• [TASK TO CARRY OUT]:
Identify each line containing the word "JSON" and copy it.

• [THE RECORDS]:
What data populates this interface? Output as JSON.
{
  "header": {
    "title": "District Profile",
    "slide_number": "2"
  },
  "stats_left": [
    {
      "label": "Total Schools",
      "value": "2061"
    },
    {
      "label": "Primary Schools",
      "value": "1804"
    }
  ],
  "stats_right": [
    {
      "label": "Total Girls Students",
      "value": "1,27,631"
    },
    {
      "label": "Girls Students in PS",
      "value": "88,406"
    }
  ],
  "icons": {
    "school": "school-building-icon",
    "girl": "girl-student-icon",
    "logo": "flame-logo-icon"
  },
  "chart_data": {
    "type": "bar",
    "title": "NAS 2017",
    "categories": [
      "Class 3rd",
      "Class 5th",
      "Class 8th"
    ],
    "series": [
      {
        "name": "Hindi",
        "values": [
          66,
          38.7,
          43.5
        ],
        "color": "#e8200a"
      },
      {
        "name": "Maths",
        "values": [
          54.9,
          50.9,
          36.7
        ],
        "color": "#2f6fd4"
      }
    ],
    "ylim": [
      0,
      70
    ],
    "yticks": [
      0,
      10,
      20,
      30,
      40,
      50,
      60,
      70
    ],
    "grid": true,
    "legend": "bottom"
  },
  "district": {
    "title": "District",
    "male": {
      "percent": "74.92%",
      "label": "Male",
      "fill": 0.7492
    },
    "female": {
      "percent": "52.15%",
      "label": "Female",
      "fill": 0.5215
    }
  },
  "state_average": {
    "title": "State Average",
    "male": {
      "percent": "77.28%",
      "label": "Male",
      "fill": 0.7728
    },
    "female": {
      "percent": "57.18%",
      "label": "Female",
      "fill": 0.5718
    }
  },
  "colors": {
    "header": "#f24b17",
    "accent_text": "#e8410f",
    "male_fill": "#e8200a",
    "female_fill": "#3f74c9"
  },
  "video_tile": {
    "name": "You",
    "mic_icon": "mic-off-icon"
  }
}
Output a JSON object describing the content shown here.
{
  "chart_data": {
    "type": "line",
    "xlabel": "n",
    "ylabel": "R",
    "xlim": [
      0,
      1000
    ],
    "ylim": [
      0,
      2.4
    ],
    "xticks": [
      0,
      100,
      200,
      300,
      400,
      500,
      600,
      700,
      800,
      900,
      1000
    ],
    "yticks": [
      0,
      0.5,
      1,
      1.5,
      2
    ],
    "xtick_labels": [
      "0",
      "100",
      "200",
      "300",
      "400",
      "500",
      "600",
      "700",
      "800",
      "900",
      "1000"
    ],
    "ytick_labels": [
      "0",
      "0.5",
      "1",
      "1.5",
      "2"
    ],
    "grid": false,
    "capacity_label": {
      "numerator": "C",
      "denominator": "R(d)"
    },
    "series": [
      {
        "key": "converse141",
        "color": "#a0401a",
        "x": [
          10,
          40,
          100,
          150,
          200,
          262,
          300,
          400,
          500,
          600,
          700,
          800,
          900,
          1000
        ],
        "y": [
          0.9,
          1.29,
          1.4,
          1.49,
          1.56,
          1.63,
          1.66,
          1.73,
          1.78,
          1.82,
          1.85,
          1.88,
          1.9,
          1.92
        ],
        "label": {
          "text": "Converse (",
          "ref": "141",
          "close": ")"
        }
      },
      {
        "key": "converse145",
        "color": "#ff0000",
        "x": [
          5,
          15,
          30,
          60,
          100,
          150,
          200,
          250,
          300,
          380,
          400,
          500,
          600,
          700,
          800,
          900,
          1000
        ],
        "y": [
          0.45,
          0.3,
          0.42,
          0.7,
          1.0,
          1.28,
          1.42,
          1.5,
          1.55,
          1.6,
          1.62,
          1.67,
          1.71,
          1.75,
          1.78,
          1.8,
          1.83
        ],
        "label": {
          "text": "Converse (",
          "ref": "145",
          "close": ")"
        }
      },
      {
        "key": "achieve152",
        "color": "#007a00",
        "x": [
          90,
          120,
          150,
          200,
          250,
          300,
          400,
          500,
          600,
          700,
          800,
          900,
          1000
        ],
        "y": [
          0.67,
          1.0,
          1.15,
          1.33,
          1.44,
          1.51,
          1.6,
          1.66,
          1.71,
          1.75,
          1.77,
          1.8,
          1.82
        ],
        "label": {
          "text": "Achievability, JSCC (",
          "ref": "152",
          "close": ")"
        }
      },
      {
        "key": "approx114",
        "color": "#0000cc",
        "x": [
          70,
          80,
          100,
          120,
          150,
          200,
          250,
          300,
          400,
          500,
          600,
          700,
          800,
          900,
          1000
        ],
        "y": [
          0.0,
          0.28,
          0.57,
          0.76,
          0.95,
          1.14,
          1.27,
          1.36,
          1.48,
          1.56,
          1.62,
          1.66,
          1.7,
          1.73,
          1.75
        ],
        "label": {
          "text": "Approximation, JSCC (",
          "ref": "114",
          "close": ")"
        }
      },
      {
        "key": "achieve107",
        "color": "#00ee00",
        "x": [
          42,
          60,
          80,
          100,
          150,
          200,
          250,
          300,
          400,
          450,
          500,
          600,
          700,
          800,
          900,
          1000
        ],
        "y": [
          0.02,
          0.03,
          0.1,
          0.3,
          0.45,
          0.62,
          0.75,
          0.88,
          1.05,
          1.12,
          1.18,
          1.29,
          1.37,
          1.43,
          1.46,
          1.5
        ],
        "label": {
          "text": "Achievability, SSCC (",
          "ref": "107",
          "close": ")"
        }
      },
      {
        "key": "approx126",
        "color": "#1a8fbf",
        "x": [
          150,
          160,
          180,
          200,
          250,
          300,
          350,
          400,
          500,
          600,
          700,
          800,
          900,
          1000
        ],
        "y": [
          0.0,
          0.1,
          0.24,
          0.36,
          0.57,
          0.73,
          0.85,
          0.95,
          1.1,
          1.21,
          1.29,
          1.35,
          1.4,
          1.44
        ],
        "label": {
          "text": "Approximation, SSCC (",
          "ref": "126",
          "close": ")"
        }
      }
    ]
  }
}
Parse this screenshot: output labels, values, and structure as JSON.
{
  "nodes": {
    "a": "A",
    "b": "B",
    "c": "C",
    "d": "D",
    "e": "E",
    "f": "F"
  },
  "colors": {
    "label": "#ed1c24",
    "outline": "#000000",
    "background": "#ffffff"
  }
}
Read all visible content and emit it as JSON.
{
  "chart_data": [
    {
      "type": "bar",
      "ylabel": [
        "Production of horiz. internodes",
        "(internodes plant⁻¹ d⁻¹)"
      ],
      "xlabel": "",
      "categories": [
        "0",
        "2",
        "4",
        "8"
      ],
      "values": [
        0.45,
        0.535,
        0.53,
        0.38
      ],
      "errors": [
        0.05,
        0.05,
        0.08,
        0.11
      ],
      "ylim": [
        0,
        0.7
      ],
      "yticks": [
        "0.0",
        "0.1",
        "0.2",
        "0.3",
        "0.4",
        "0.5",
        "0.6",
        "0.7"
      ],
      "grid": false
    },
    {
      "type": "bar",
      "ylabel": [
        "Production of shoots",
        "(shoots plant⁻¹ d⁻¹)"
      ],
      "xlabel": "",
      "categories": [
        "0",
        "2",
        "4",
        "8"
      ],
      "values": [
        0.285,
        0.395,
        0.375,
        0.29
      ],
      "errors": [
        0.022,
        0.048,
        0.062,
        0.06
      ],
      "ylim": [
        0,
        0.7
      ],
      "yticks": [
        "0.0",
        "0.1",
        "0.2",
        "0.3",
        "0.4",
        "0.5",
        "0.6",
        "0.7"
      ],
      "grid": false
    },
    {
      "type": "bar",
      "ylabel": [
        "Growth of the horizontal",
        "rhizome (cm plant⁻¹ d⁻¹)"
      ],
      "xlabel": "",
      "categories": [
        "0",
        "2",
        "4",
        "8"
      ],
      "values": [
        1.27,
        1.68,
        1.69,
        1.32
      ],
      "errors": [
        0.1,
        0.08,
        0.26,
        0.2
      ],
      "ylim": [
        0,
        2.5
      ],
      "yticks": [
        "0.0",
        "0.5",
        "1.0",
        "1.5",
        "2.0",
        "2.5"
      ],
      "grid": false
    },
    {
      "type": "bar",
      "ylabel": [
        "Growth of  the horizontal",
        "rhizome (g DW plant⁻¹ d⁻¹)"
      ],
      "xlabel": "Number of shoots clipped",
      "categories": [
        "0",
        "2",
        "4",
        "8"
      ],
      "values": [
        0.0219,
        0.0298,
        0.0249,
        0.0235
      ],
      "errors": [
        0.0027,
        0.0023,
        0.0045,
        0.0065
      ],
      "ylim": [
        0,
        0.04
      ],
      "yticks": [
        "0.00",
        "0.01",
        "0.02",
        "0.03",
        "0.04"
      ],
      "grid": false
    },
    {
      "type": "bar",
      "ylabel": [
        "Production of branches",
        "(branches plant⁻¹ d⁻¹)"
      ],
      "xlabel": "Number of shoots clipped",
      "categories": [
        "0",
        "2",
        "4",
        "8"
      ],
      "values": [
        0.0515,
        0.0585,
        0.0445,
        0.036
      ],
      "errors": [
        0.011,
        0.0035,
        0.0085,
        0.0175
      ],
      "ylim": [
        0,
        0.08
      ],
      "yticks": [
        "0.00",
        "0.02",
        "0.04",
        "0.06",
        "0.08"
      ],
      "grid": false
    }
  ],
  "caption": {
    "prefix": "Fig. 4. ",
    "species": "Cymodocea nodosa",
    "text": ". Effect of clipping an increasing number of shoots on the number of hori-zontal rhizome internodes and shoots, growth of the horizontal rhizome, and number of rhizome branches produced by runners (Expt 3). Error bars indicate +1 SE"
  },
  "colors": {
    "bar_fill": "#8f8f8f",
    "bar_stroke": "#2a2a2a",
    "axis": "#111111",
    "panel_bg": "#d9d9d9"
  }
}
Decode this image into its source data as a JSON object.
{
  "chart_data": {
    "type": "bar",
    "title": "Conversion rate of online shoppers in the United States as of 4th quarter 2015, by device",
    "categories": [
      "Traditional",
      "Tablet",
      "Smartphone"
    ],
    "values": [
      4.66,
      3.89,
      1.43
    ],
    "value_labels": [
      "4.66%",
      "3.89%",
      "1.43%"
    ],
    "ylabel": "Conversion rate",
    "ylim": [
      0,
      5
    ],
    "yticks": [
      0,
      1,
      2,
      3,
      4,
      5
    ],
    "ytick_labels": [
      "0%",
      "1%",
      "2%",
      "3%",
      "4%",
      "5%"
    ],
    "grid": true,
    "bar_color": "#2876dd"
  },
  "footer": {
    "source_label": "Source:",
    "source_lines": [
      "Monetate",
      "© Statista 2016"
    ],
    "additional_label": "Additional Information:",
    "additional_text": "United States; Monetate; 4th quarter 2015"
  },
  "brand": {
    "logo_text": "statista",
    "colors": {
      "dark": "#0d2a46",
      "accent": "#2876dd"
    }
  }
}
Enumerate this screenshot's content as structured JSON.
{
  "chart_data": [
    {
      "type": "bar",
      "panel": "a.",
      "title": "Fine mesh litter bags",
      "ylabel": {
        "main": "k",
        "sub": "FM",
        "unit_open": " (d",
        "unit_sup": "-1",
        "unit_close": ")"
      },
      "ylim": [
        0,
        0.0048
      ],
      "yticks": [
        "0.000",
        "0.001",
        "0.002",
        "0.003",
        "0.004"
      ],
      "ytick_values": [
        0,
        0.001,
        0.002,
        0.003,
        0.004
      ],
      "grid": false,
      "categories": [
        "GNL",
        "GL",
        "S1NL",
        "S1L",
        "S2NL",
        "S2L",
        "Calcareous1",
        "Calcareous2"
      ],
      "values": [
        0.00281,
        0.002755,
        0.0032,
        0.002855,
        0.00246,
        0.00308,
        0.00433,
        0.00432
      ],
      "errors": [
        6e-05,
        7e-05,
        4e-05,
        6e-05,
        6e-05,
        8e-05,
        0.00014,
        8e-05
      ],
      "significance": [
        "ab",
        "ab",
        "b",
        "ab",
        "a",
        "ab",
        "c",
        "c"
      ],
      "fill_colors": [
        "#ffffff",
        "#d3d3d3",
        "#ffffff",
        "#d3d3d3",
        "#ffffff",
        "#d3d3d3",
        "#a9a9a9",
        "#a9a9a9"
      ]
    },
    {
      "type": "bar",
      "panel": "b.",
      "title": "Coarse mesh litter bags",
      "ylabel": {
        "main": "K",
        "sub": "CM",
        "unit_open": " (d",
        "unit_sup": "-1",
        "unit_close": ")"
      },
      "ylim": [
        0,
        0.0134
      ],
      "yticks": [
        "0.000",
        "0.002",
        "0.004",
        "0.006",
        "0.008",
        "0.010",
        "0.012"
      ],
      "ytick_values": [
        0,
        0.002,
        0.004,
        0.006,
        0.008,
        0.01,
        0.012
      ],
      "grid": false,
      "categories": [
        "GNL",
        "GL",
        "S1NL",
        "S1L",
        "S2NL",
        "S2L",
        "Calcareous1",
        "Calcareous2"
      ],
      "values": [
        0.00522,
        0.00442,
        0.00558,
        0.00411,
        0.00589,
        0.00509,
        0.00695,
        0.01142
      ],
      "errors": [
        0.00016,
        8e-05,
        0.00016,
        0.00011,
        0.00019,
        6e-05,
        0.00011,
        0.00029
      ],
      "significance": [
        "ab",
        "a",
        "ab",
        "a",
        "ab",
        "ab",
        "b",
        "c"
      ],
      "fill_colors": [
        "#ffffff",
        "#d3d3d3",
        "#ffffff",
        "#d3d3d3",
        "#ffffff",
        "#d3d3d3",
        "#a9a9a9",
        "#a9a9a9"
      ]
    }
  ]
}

• [EXERCISE RESULT]:
What data populates this interface? Output as JSON.
Output a JSON object describing the content shown here.
Parse this screenshot: output labels, values, and structure as JSON.
Read all visible content and emit it as JSON.
Decode this image into its source data as a JSON object.
Enumerate this screenshot's content as structured JSON.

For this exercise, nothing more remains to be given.